YOUR INSTRUCTIONS: From the records below, give the number of lines that contain the string "мастиками", without any other text.

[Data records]

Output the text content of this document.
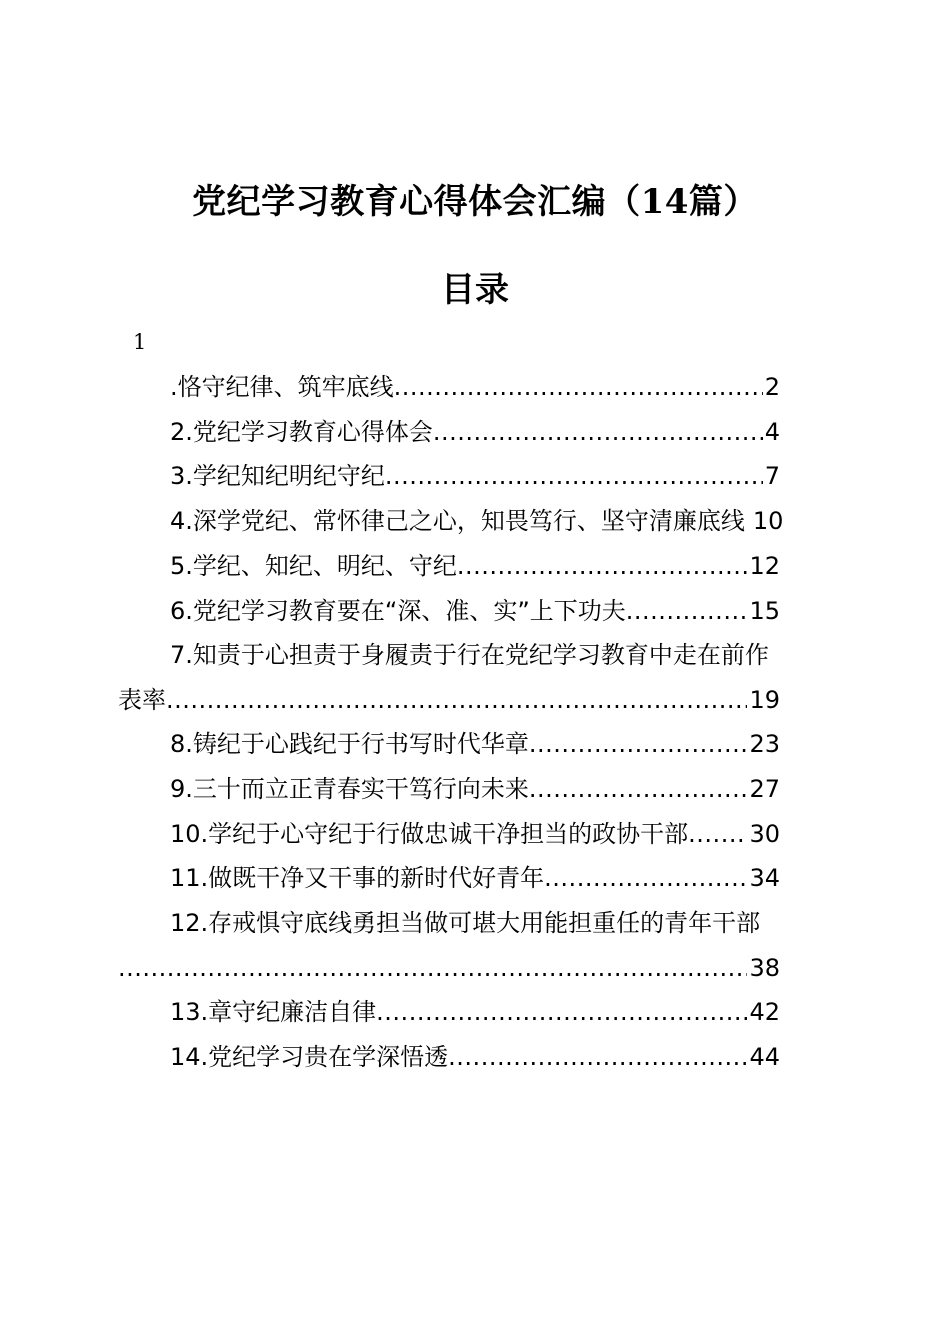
党纪学习教育心得体会汇编（14篇）
目录
1
.恪守纪律、筑牢底线 .....	2
2.党纪学习教育心得体会 .....	4
3.学纪知纪明纪守纪 .....	7
4.深学党纪、常怀律己之心，知畏笃行、坚守清廉底线 10
5.学纪、知纪、明纪、守纪 .....	12
6.党纪学习教育要在“深、准、实”上下功夫 .....	15
7.知责于心担责于身履责于行在党纪学习教育中走在前作
表率 .....	19
8.铸纪于心践纪于行书写时代华章 .....	23
9.三十而立正青春实干笃行向未来 .....	27
10.学纪于心守纪于行做忠诚干净担当的政协干部 .....	30
11.做既干净又干事的新时代好青年 .....	34
12.存戒惧守底线勇担当做可堪大用能担重任的青年干部
.....
38
13.章守纪廉洁自律 .....	42
14.党纪学习贵在学深悟透 .....	44
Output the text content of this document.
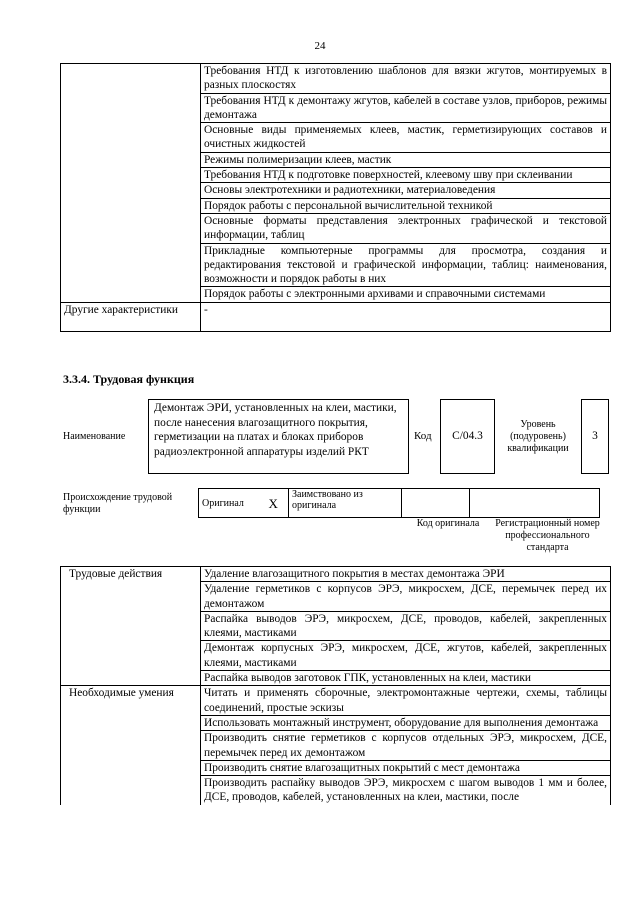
24
	Требования НТД к изготовлению шаблонов для вязки жгутов, монтируемых в разных плоскостях
	Требования НТД к демонтажу жгутов, кабелей в составе узлов, приборов, режимы демонтажа
	Основные виды применяемых клеев, мастик, герметизирующих составов и очистных жидкостей
	Режимы полимеризации клеев, мастик
	Требования НТД к подготовке поверхностей, клеевому шву при склеивании
	Основы электротехники и радиотехники, материаловедения
	Порядок работы с персональной вычислительной техникой
	Основные форматы представления электронных графической и текстовой информации, таблиц
	Прикладные компьютерные программы для просмотра, создания и редактирования текстовой и графической информации, таблиц: наименования, возможности и порядок работы в них
	Порядок работы с электронными архивами и справочными системами
Другие характеристики	-
3.3.4. Трудовая функция
Наименование
Демонтаж ЭРИ, установленных на клеи, мастики, после нанесения влагозащитного покрытия, герметизации на платах и блоках приборов радиоэлектронной аппаратуры изделий РКТ
Код	C/04.3
Уровень (подуровень) квалификации
3
Происхождение трудовой функции
Оригинал	X	Заимствовано из оригинала		
Код оригинала	Регистрационный номер профессионального стандарта
Трудовые действия	Удаление влагозащитного покрытия в местах демонтажа ЭРИ
	Удаление герметиков с корпусов ЭРЭ, микросхем, ДСЕ, перемычек перед их демонтажом
	Распайка выводов ЭРЭ, микросхем, ДСЕ, проводов, кабелей, закрепленных клеями, мастиками
	Демонтаж корпусных ЭРЭ, микросхем, ДСЕ, жгутов, кабелей, закрепленных клеями, мастиками
	Распайка выводов заготовок ГПК, установленных на клеи, мастики
Необходимые умения	Читать и применять сборочные, электромонтажные чертежи, схемы, таблицы соединений, простые эскизы
	Использовать монтажный инструмент, оборудование для выполнения демонтажа
	Производить снятие герметиков с корпусов отдельных ЭРЭ, микросхем, ДСЕ, перемычек перед их демонтажом
	Производить снятие влагозащитных покрытий с мест демонтажа
	Производить распайку выводов ЭРЭ, микросхем с шагом выводов 1 мм и более, ДСЕ, проводов, кабелей, установленных на клеи, мастики, после
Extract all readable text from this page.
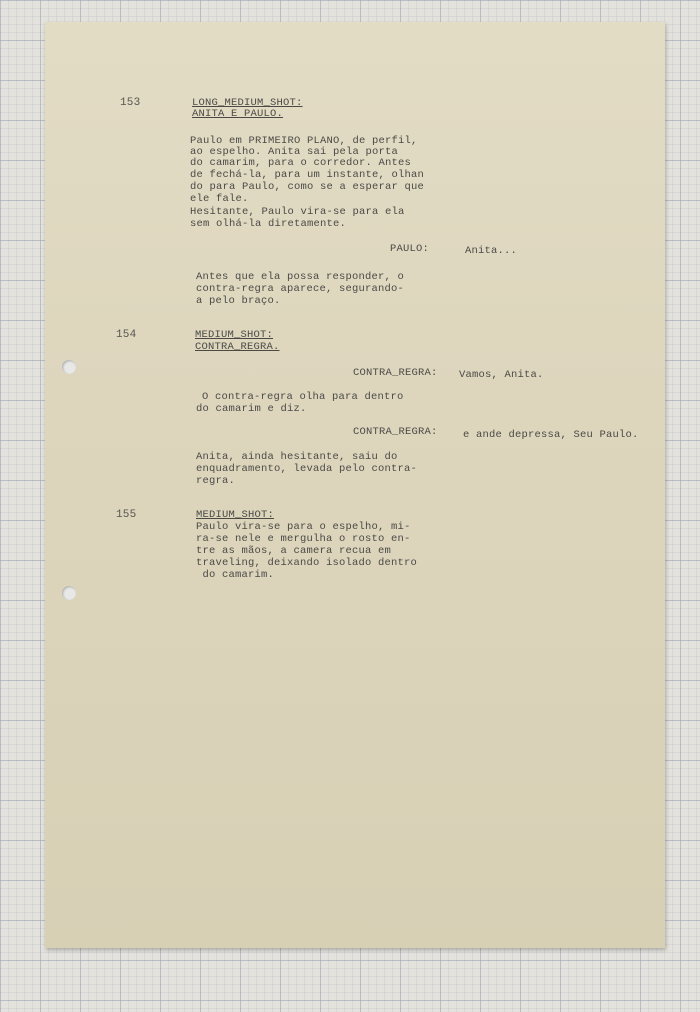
153	LONG_MEDIUM_SHOT:
ANITA E PAULO.
Paulo em PRIMEIRO PLANO, de perfil,
ao espelho. Anita sai pela porta
do camarim, para o corredor. Antes
de fechá-la, para um instante, olhan
do para Paulo, como se a esperar que
ele fale.
Hesitante, Paulo vira-se para ela
sem olhá-la diretamente.
PAULO:	Anita...
Antes que ela possa responder, o
contra-regra aparece, segurando-
a pelo braço.
154	MEDIUM_SHOT:
CONTRA_REGRA.
CONTRA_REGRA: Vamos, Anita.
O contra-regra olha para dentro
do camarim e diz.
CONTRA_REGRA: e ande depressa, Seu Paulo.
Anita, ainda hesitante, saiu do
enquadramento, levada pelo contra-
regra.
155	MEDIUM_SHOT:
Paulo vira-se para o espelho, mi-
ra-se nele e mergulha o rosto en-
tre as mãos, a camera recua em
traveling, deixando isolado dentro
do camarim.
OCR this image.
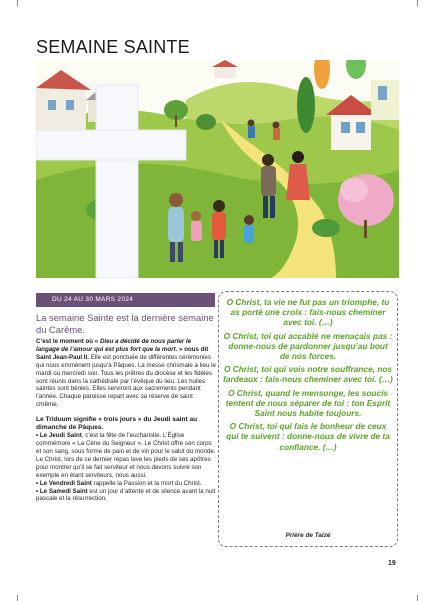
SEMAINE SAINTE
DU 24 AU 30 MARS 2024

La semaine Sainte est la dernière semaine du Carême.

C’est le moment où « Dieu a décidé de nous parler le langage de l’amour qui est plus fort que la mort. » nous dit Saint Jean-Paul II. Elle est ponctuée de différentes cérémonies qui nous emmènent jusqu’à Pâques. La messe chrismale a lieu le mardi ou mercredi soir. Tous les prêtres du diocèse et les fidèles sont réunis dans la cathédrale par l’évêque du lieu. Les huiles saintes sont bénies. Elles serviront aux sacrements pendant l’année. Chaque paroisse repart avec sa réserve de saint chrême.

Le Triduum signifie « trois jours » du Jeudi saint au dimanche de Pâques.

• Le Jeudi Saint, c’est la fête de l’eucharistie. L’Église commémore « La Cène du Seigneur ». Le Christ offre son corps et son sang, sous forme de pain et de vin pour le salut du monde. Le Christ, lors de ce dernier repas lave les pieds de ses apôtres pour montrer qu’il se fait serviteur et nous devons suivre son exemple en étant serviteurs, nous aussi.

• Le Vendredi Saint rappelle la Passion et la mort du Christ.

• Le Samedi Saint est un jour d’attente et de silence avant la nuit pascale et la résurrection.

O Christ, ta vie ne fut pas un triomphe, tu as porté une croix : fais-nous cheminer avec toi. (…)

O Christ, toi qui accablé ne menaçais pas : donne-nous de pardonner jusqu’au bout de nos forces.

O Christ, toi qui vois notre souffrance, nos fardeaux : fais-nous cheminer avec toi. (…)

O Christ, quand le mensonge, les soucis tentent de nous séparer de toi : ton Esprit Saint nous habite toujours.

O Christ, toi qui fais le bonheur de ceux qui te suivent : donne-nous de vivre de ta confiance. (…)

Prière de Taizé
19
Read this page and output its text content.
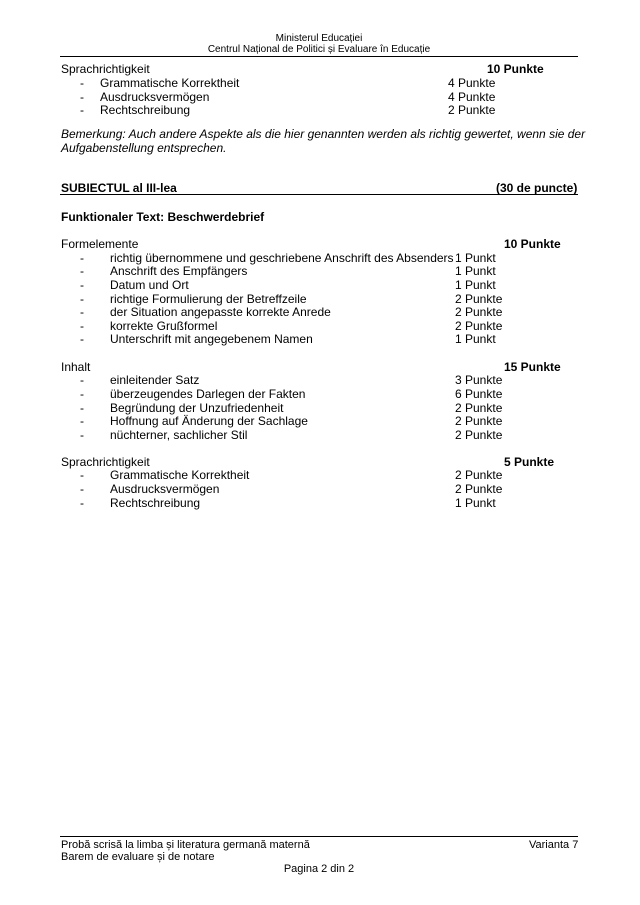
Ministerul Educației
Centrul Național de Politici și Evaluare în Educație
Sprachrichtigkeit	10 Punkte
- Grammatische Korrektheit	4 Punkte
- Ausdrucksvermögen	4 Punkte
- Rechtschreibung	2 Punkte
Bemerkung: Auch andere Aspekte als die hier genannten werden als richtig gewertet, wenn sie der
Aufgabenstellung entsprechen.
SUBIECTUL al III-lea	(30 de puncte)
Funktionaler Text: Beschwerdebrief
Formelemente	10 Punkte
- richtig übernommene und geschriebene Anschrift des Absenders 1 Punkt
- Anschrift des Empfängers	1 Punkt
- Datum und Ort	1 Punkt
- richtige Formulierung der Betreffzeile	2 Punkte
- der Situation angepasste korrekte Anrede	2 Punkte
- korrekte Grußformel	2 Punkte
- Unterschrift mit angegebenem Namen	1 Punkt
Inhalt	15 Punkte
- einleitender Satz	3 Punkte
- überzeugendes Darlegen der Fakten	6 Punkte
- Begründung der Unzufriedenheit	2 Punkte
- Hoffnung auf Änderung der Sachlage	2 Punkte
- nüchterner, sachlicher Stil	2 Punkte
Sprachrichtigkeit	5 Punkte
- Grammatische Korrektheit	2 Punkte
- Ausdrucksvermögen	2 Punkte
- Rechtschreibung	1 Punkt
Probă scrisă la limba și literatura germană maternă	Varianta 7
Barem de evaluare și de notare
Pagina 2 din 2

RESPONSE TO THIS TASK: 2